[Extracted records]

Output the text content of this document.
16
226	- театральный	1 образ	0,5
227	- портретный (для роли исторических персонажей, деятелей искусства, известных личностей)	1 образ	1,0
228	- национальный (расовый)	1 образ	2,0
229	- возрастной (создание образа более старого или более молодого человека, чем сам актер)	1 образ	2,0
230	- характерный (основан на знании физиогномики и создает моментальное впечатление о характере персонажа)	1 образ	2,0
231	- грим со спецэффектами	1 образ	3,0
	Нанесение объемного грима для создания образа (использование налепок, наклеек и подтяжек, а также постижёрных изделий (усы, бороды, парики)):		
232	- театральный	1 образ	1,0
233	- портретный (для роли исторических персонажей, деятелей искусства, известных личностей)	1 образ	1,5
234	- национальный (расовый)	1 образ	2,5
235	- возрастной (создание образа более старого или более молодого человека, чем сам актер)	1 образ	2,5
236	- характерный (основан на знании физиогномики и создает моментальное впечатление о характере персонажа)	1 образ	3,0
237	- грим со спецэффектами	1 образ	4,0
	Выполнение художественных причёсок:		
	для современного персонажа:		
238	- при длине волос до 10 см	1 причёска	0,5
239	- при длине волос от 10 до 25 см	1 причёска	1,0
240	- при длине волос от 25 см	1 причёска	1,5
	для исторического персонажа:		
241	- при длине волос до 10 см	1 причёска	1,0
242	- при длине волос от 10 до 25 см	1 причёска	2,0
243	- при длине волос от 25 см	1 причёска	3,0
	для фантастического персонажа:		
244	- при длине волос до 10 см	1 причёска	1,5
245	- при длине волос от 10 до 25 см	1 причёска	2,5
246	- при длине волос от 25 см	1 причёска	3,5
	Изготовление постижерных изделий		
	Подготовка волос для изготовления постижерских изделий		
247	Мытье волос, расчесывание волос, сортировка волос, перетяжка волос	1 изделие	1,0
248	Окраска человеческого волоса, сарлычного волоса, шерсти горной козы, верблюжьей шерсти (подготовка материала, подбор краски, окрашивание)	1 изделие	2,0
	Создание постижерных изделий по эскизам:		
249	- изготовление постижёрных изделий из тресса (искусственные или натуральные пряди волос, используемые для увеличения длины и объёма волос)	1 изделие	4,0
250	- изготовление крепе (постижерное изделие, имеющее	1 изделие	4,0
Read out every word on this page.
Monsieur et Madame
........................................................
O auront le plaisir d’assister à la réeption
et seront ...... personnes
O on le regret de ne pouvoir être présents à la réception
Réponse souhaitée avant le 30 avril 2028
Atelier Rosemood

> **Task requirements**
Every line from the one holding "Read out every word on this page." through the final line of the listing must be echoed exactly; leave out all other lines.

> **Written answer**
Read out every word on this page.
Monsieur et Madame
........................................................
O auront le plaisir d’assister à la réeption
et seront ...... personnes
O on le regret de ne pouvoir être présents à la réception
Réponse souhaitée avant le 30 avril 2028
Atelier Rosemood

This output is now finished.